[Selected excerpt]
---+---

Left foreground: Melissa and Jessica Berman with John Devantier (All three with MSUD). Right foreground: Samson Li and daughters (Edlecta in seat has MSUD).
Back left: Kathryn Burkholder (cured of MSUD with liver transplant) and center, Austin Sprock (MSUD) held by grandmother. Photo taken at Symposium 2000.

So what can we do? Obviously, parents and support groups make great advocates. I encourage all parents to lobby state legislatures, departments of health, and even the media, to demand that screening be expanded to all disorders that benefit from early intervention. Additionally, parents of children harmed by delayed diagnosis of a controllable metabolic disorder should know that it may be possible to redress this wrong in the legal system.

The first question parents usually ask is whether we can sue the state for not screening or force the state to begin comprehensive screening. The answer is almost universally no. State entities are immune from suit, particularly for what the courts view as discretionary legislative and/or executive action. We live in a democracy, and lobbying and voting are the appropriate remedies for perceived mistakes in policy making by government officials. [State laboratories can be sued in some states for mistakes in the screening and reporting process itself (e.g., Ohio: yes, California: no), but the courts will never permit lawsuits to answer what they view to be executive/legislative policy questions like what metabolic disorders to screen for.]1

Although we cannot sue states themselves for failing to offer comprehensive NBS, in some states we can sue HMOs and hospitals for failing to screen. I have filed three such suits - two in Pennsylvania and one in Texas. There is an interesting split in the U.S. Some states permit suits alleging that the whole medical profession lags behind in adopting new technology. Some don't. States like Pennsylvania, Washington and Texas permit suits against medical professionals for not adopting clearly appropriate technology - even if none of the other healthcare providers in the state offer the technology. The argument is: hospitals and HMOs cannot insulate themselves from liability for failing to keep up with important developments simply by uniformly failing to use them. Other states (e.g., Ohio) allow medical professionals to set their own standard of care exclusively, no matter how unreasonable. These states say, essentially, if all the hospitals do it, it's okay legally - no matter what. (By the way, no other group gets this special treatment - except doctors.)

We've made the most headway on newborn screening by suing doctors (pediatricians, neonatologists, ER and NICU doctors, etc.) for delay in diagnosis of a sick child with a metabolic disorder. When doctors realize that they wouldn't be in this position if the child had been screened, they put the heat on. In Pennsylvania, we now have over 95% voluntary participation in supplemental newborn screening using tandem mass spectrometry.

Answer to the quiz question: As of July 2000, only 20 states in the U.S. screen for MSUD - less than half.2 If the little girl in Texas with MSUD had been born in Georgia or Alaska, she would go to normal school today. But she wasn't, and she's not. Ivory tower public health officials have no problem justifying this. But they could never explain how this makes sense to the family of that little girl. I doubt they could explain it to twelve ordinary people on a jury.

  1. This is another strong argument in favor of opting for screening by private laboratories rather than state labs. State labs that are immune from suit do not have the strong economic incentive that private labs have to get it right.
  2. Pediatrics, August 2000, Volume 106, No. 2 (supp.) p. 393.

---+---

[Recorded data]
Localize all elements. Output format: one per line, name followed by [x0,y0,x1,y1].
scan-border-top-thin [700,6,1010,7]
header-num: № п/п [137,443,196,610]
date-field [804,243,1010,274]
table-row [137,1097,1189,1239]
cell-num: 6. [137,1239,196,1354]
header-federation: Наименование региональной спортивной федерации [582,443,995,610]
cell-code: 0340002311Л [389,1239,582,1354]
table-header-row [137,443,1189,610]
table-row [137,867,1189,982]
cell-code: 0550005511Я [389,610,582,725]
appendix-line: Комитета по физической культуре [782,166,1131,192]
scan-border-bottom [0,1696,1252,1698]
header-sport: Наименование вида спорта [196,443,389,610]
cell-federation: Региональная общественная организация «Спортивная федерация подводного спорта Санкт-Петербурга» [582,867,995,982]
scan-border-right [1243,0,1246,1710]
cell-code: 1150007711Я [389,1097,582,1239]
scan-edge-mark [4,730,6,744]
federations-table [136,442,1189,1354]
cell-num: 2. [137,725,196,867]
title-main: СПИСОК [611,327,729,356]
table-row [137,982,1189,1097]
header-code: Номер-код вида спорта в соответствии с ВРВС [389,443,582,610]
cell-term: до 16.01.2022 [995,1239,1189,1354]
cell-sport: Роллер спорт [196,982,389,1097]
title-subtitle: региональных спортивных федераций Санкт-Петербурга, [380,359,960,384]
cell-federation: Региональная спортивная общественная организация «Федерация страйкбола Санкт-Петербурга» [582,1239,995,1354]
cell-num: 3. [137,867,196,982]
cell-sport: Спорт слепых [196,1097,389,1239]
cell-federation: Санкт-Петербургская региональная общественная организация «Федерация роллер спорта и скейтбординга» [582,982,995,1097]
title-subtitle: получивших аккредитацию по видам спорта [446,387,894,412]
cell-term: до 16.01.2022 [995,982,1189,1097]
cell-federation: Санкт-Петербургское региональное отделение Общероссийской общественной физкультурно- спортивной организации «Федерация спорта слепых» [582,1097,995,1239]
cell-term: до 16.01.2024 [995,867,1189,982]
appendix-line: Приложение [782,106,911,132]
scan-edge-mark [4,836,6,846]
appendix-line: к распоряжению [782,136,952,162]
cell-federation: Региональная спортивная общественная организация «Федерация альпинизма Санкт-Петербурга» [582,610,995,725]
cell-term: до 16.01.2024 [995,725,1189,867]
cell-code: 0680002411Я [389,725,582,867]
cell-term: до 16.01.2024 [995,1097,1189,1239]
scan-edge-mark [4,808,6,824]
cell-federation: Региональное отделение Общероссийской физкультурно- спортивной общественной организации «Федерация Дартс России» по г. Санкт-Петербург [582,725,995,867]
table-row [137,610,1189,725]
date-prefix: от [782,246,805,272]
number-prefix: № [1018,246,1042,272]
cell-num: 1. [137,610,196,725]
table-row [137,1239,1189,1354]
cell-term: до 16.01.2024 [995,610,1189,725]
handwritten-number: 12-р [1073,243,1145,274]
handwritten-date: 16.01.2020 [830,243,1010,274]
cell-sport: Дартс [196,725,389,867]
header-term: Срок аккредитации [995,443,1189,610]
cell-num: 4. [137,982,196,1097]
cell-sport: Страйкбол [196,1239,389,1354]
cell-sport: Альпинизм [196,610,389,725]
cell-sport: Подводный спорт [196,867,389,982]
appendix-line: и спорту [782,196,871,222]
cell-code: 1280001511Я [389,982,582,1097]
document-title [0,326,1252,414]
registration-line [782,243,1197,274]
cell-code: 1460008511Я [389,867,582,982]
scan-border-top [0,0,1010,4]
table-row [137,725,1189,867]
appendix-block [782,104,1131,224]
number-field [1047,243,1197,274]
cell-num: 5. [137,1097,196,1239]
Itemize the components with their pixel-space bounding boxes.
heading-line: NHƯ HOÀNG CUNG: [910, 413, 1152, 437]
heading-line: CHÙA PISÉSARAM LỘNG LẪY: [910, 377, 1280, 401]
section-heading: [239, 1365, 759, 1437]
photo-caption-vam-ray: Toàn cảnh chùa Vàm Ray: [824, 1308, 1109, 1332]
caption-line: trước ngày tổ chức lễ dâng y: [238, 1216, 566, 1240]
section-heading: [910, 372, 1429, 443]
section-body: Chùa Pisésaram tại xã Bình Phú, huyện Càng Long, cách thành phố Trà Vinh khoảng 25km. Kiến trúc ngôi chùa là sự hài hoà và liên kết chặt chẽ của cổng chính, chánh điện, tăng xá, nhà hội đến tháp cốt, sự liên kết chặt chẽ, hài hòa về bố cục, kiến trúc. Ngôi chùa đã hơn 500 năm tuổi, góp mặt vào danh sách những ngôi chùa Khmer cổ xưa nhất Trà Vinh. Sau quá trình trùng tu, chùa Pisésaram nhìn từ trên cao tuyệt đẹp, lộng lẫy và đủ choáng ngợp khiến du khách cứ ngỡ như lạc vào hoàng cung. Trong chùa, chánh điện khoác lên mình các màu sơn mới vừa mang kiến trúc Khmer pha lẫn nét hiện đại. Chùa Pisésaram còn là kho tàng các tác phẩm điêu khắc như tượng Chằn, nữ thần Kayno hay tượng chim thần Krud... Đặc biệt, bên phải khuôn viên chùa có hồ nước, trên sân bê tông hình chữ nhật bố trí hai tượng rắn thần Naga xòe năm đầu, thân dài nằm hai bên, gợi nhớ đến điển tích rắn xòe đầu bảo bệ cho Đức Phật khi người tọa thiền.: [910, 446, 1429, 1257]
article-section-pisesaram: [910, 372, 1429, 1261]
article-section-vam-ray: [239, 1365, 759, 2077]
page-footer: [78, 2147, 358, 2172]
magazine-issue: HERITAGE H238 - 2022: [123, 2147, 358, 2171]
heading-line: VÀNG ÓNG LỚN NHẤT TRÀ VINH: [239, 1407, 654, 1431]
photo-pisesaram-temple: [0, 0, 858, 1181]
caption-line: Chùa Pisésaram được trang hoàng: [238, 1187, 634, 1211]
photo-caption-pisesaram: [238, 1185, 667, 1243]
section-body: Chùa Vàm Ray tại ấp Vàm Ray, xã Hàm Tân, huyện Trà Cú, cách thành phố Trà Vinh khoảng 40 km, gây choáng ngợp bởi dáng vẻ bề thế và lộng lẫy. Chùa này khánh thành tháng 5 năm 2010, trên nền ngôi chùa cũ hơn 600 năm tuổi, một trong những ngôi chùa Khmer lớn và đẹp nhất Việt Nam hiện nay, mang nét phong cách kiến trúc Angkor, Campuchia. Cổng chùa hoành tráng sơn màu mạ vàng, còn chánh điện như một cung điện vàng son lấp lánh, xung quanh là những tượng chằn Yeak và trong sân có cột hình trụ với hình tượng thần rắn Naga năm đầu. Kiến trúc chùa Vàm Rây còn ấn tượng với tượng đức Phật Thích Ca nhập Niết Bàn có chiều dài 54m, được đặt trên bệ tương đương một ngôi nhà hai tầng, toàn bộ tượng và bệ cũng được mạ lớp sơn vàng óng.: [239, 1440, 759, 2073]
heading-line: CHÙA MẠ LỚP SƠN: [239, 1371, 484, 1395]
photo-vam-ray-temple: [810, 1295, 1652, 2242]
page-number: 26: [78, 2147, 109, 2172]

---+---

[Tasks]
• A. According to the passage on newborn screening and lawsuits, how many U.S. states screened for MSUD as of July 2000?
• B. Reproduce the part of the passage on newborn screening and lawsuits between "Left foreground: Melissa" and "the legal system.", inclusive.
You can ignore the entries.

[Your responses]
• A. Only 20 states, less than half.

• B.
Left foreground: Melissa and Jessica Berman with John Devantier (All three with MSUD). Right foreground: Samson Li and daughters (Edlecta in seat has MSUD).
Back left: Kathryn Burkholder (cured of MSUD with liver transplant) and center, Austin Sprock (MSUD) held by grandmother. Photo taken at Symposium 2000.

So what can we do? Obviously, parents and support groups make great advocates. I encourage all parents to lobby state legislatures, departments of health, and even the media, to demand that screening be expanded to all disorders that benefit from early intervention. Additionally, parents of children harmed by delayed diagnosis of a controllable metabolic disorder should know that it may be possible to redress this wrong in the legal system.